#### [WRITTEN REQUEST]
Which lines in the records below contain the word "régime"? Copy each one out.

* * * * *

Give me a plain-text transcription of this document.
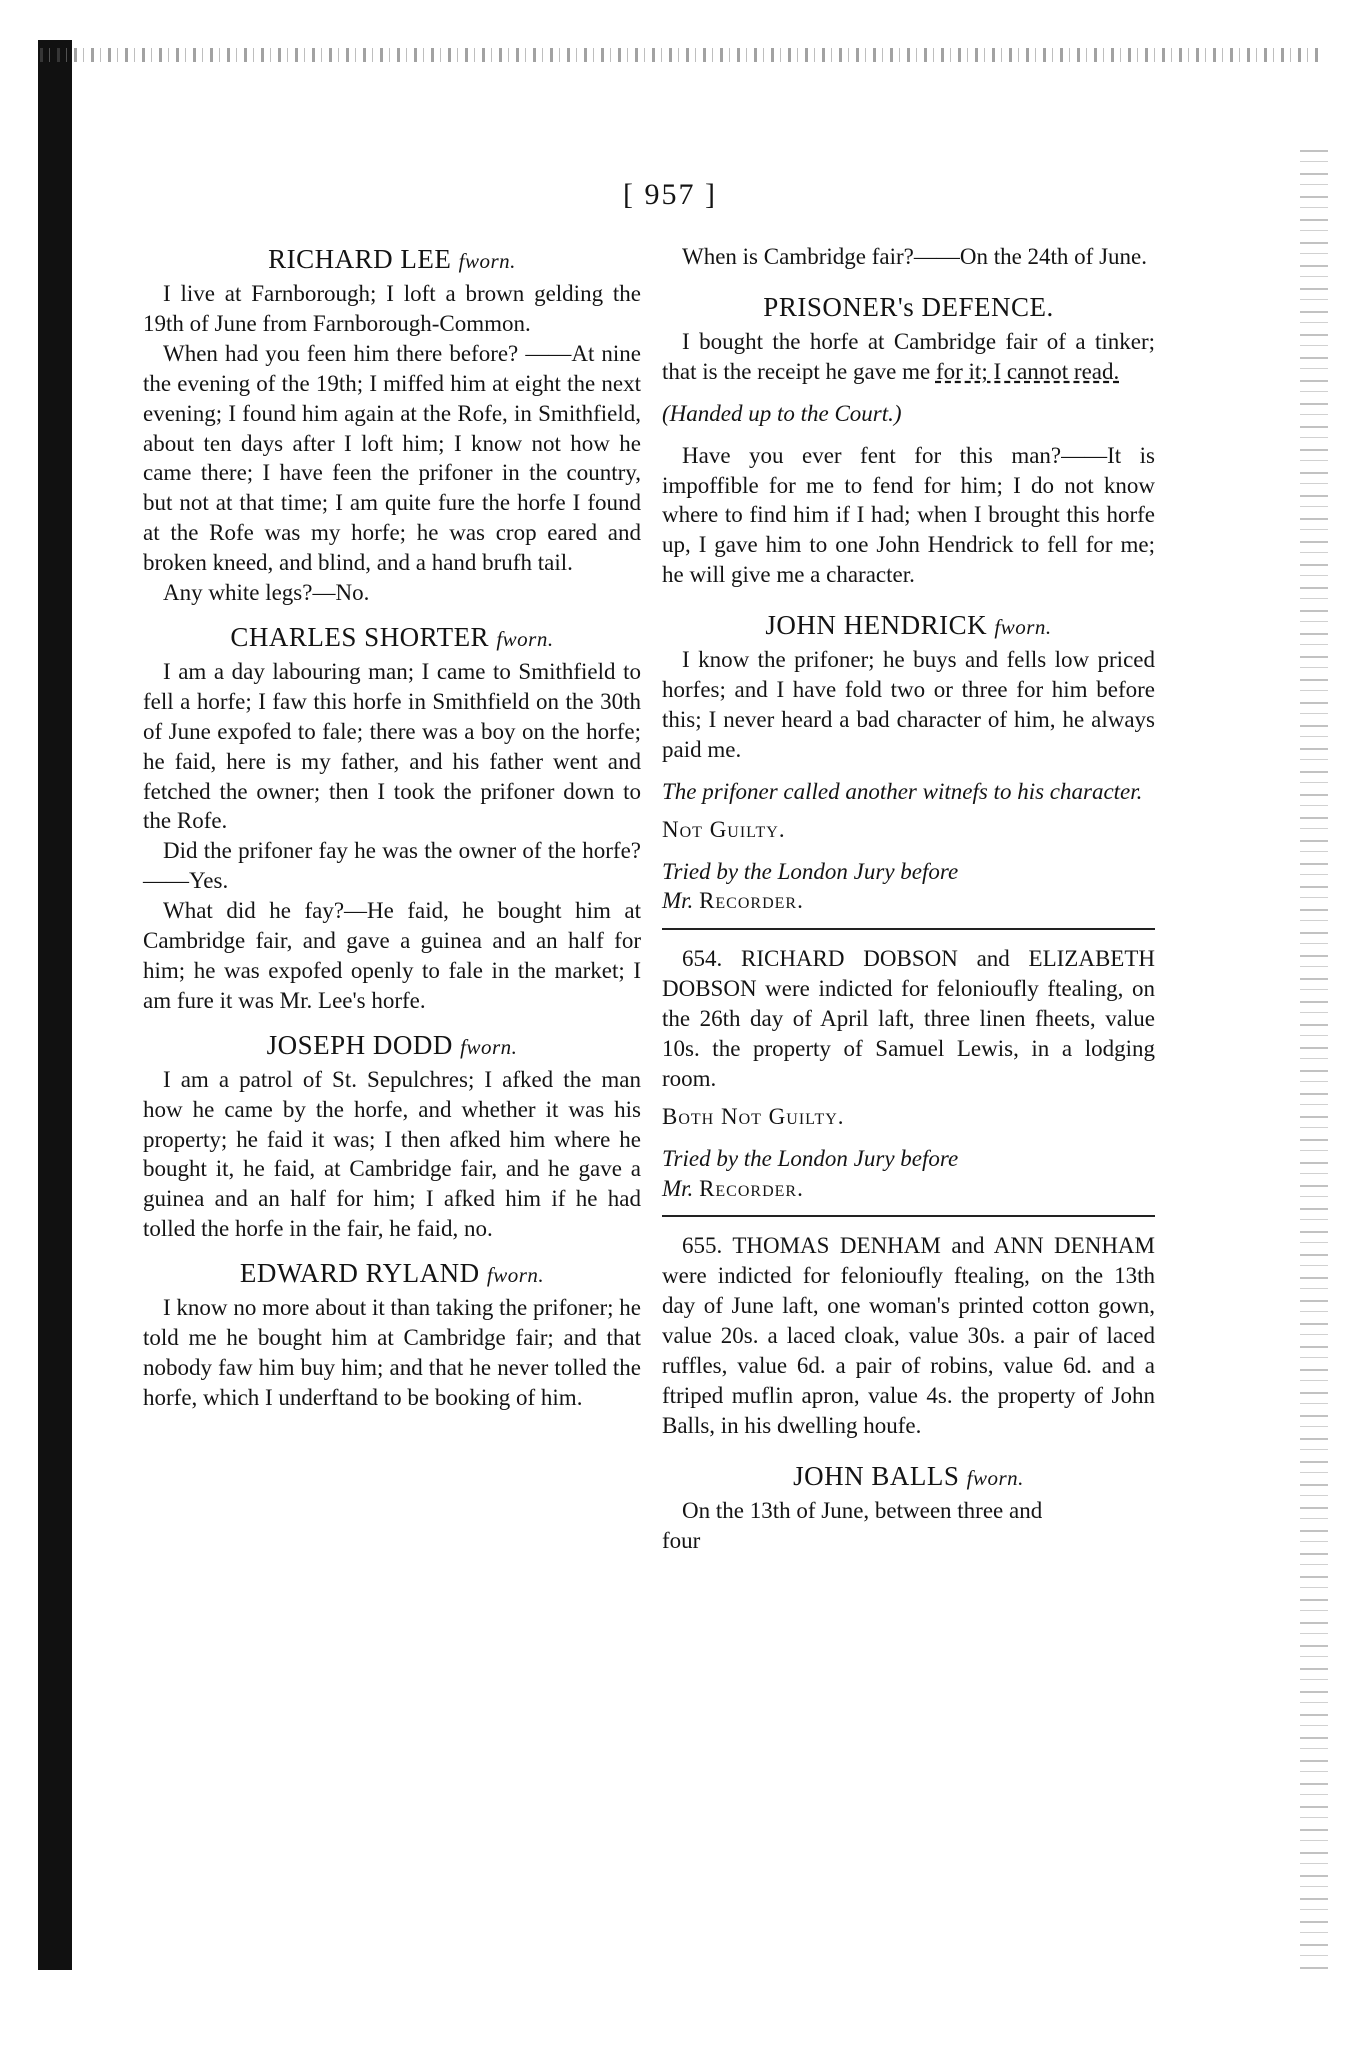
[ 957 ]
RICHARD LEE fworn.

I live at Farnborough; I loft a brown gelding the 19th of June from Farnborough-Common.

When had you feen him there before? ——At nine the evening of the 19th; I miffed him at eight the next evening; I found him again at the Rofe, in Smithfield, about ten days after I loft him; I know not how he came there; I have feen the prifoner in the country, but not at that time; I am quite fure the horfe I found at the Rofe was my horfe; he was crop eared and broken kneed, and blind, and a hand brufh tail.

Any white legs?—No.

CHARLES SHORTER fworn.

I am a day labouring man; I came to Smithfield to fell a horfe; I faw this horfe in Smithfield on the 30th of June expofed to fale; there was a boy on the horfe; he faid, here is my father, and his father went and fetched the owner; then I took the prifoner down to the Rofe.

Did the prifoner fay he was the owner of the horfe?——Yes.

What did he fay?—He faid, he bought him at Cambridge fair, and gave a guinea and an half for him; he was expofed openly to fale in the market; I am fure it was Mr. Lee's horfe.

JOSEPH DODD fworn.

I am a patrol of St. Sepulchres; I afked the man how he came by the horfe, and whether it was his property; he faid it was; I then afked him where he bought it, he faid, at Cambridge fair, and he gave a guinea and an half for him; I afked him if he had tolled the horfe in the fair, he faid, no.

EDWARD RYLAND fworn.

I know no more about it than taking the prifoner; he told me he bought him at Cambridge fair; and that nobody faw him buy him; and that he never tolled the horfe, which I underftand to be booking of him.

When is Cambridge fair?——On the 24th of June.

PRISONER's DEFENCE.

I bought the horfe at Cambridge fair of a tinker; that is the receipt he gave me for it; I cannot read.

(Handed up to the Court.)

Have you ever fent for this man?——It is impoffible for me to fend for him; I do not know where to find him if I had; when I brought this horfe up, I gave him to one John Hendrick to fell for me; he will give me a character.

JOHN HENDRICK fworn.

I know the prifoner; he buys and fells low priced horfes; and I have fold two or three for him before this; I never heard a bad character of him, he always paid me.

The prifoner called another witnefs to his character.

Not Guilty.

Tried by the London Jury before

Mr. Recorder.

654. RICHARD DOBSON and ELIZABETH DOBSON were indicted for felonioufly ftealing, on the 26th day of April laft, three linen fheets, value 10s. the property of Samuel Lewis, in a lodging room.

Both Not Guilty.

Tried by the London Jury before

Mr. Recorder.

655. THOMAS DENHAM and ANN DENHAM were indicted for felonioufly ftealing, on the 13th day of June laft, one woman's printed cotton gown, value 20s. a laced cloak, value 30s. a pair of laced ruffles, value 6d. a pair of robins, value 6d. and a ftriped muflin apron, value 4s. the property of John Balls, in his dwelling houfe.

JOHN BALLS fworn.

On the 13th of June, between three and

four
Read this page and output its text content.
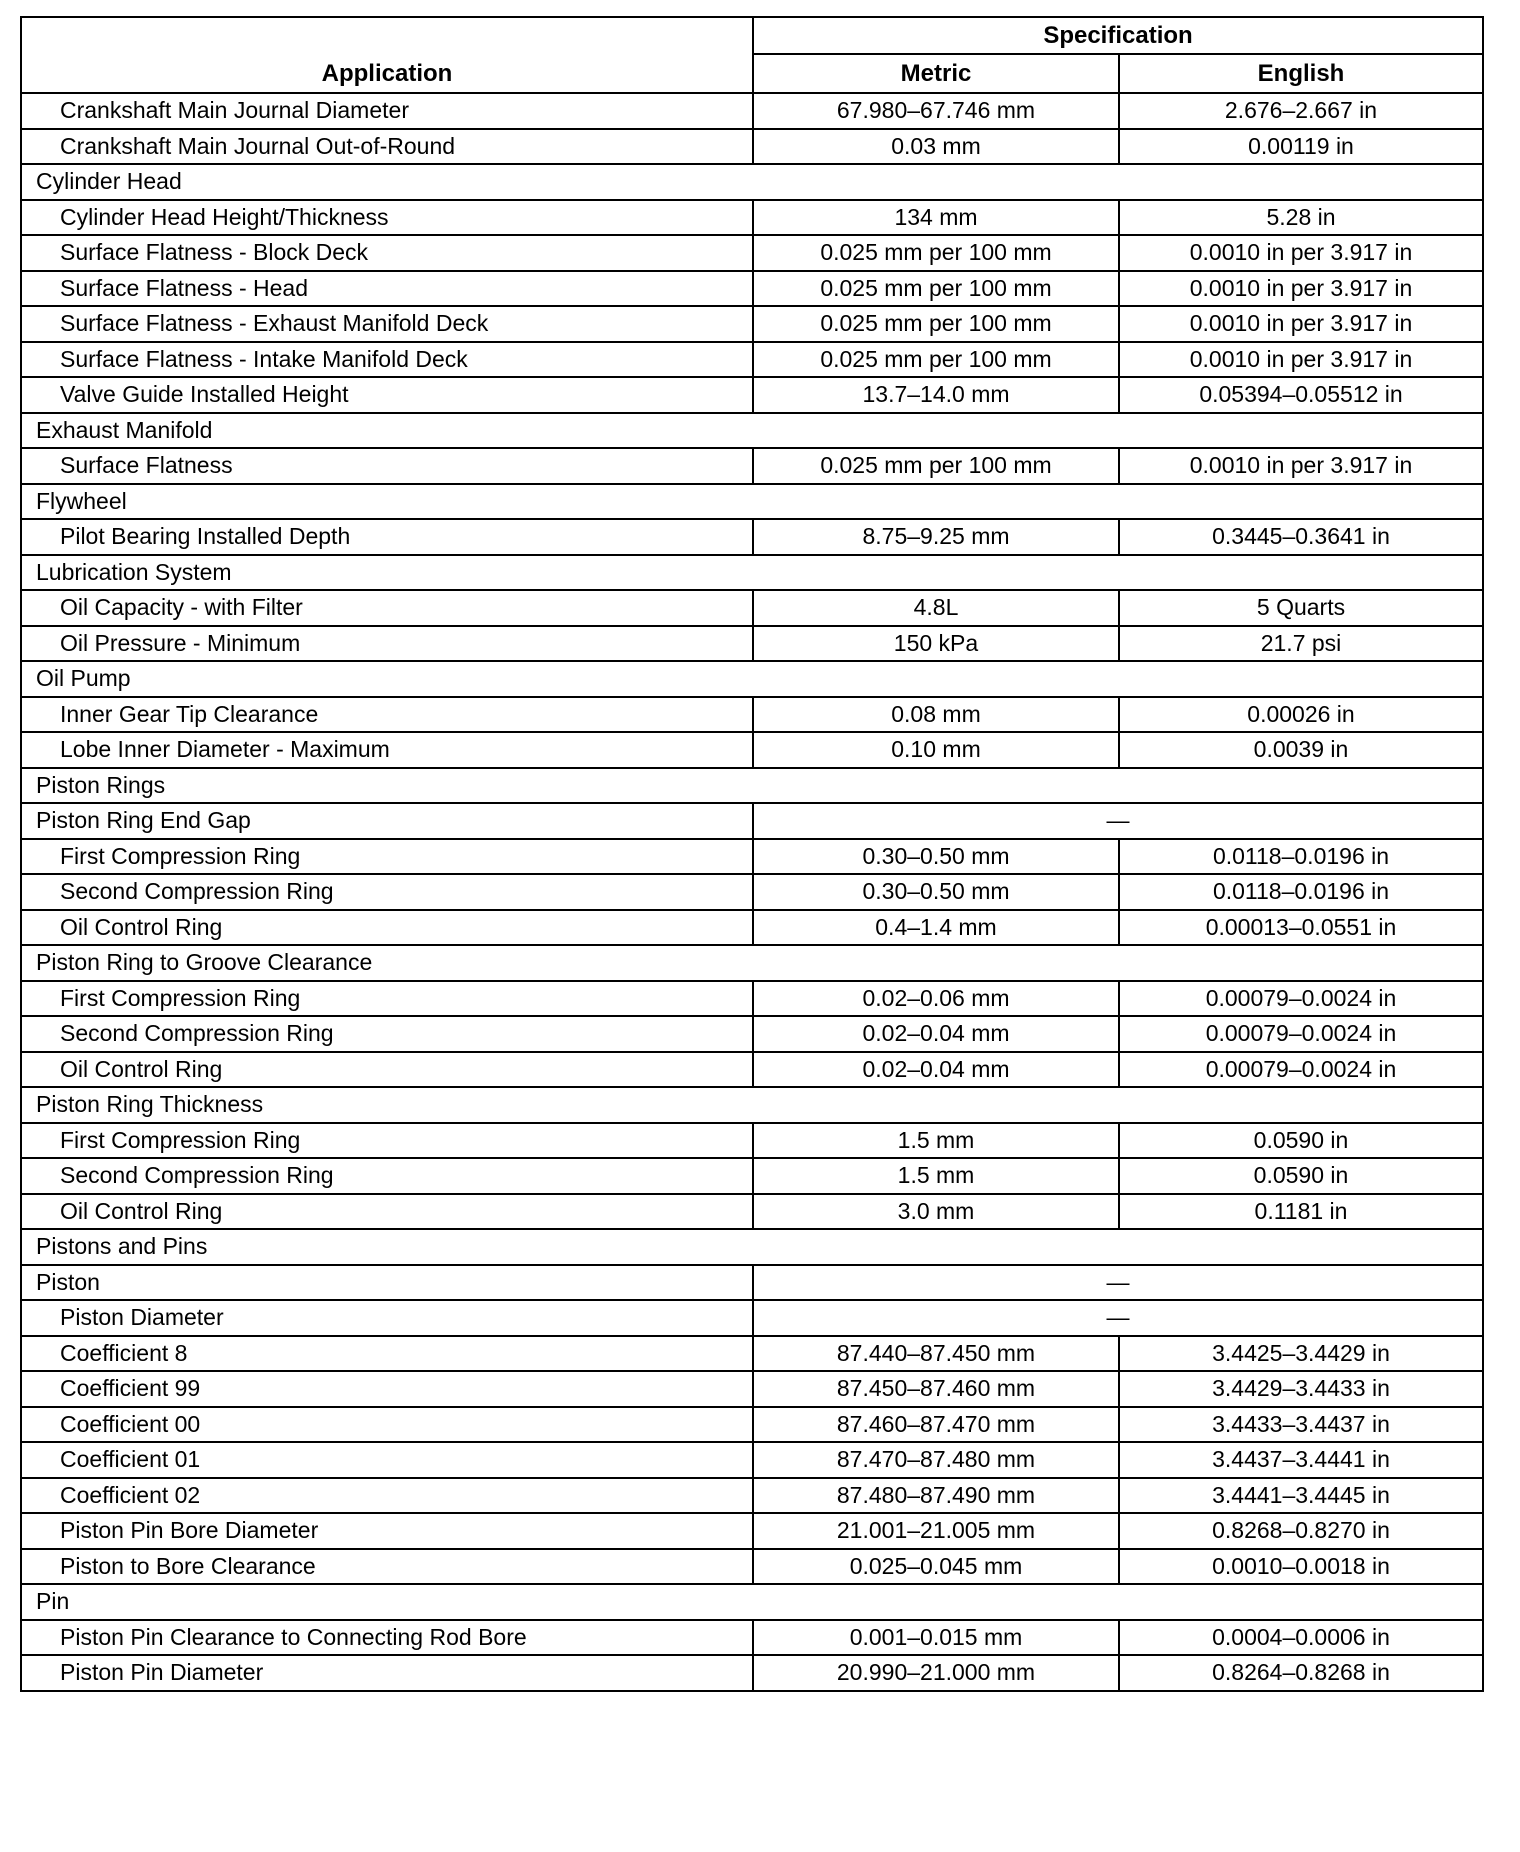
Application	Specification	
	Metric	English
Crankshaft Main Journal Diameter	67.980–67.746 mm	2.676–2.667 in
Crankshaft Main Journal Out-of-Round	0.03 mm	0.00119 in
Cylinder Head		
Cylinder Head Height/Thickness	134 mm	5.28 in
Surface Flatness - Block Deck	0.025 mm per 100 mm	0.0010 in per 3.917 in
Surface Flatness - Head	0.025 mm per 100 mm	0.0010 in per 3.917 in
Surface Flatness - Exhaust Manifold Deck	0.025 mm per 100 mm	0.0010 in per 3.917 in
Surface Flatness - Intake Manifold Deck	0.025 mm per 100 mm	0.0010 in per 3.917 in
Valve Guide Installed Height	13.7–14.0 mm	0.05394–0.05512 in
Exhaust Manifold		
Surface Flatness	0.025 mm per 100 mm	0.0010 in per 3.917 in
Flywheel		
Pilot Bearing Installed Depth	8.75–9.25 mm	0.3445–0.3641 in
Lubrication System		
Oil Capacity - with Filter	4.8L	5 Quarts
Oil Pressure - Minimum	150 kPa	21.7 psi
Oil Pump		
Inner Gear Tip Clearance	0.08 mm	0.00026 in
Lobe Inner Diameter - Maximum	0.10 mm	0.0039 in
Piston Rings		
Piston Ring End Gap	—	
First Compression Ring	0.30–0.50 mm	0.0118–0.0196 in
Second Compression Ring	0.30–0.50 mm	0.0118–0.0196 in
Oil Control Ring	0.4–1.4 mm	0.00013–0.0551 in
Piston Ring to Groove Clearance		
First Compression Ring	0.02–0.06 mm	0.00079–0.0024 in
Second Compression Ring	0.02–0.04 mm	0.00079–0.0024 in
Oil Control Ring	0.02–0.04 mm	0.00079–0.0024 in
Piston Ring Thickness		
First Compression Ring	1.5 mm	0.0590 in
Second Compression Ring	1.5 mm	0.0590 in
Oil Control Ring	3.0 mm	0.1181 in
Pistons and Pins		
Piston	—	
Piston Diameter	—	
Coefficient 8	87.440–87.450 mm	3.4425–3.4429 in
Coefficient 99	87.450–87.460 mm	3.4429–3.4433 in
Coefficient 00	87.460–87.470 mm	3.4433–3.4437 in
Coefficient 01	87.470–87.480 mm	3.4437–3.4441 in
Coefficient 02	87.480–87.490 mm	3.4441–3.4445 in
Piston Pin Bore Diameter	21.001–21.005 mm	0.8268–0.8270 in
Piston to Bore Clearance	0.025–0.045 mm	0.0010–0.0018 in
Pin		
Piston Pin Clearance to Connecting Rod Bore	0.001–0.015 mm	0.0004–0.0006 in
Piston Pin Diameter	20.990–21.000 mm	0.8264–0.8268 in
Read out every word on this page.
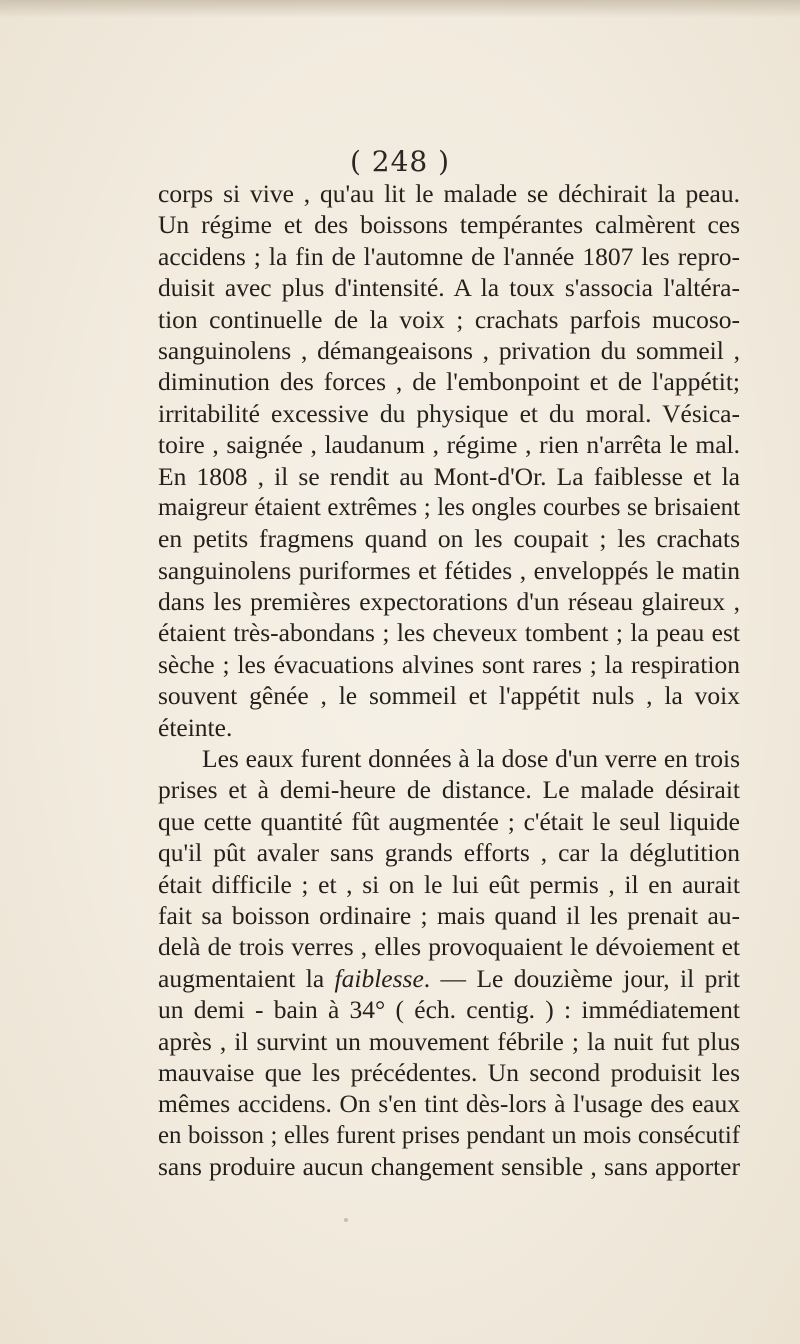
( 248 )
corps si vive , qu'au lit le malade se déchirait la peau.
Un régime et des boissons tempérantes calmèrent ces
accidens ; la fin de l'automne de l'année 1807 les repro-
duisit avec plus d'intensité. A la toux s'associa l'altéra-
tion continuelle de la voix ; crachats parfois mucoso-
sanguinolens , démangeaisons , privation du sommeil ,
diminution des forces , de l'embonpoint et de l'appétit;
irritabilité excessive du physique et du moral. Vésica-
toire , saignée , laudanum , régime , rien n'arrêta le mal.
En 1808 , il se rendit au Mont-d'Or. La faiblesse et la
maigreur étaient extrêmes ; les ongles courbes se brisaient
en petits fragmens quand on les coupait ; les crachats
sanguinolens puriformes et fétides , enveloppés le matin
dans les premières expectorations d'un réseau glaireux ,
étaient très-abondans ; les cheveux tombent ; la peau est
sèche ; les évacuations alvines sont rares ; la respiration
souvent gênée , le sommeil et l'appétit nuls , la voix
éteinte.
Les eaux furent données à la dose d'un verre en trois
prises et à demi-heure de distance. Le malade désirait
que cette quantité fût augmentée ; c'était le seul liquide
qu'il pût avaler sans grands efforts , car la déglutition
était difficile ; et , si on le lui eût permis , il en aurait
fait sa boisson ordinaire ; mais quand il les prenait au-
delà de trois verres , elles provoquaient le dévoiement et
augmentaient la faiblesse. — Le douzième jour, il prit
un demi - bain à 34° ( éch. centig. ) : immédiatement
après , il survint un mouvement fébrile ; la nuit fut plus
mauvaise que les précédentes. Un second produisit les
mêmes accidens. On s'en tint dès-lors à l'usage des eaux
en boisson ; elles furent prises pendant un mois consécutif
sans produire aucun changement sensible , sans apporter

* * * * *

#### [ANSWER TO THIS PROBLEM]
Un régime et des boissons tempérantes calmèrent ces
toire , saignée , laudanum , régime , rien n'arrêta le mal.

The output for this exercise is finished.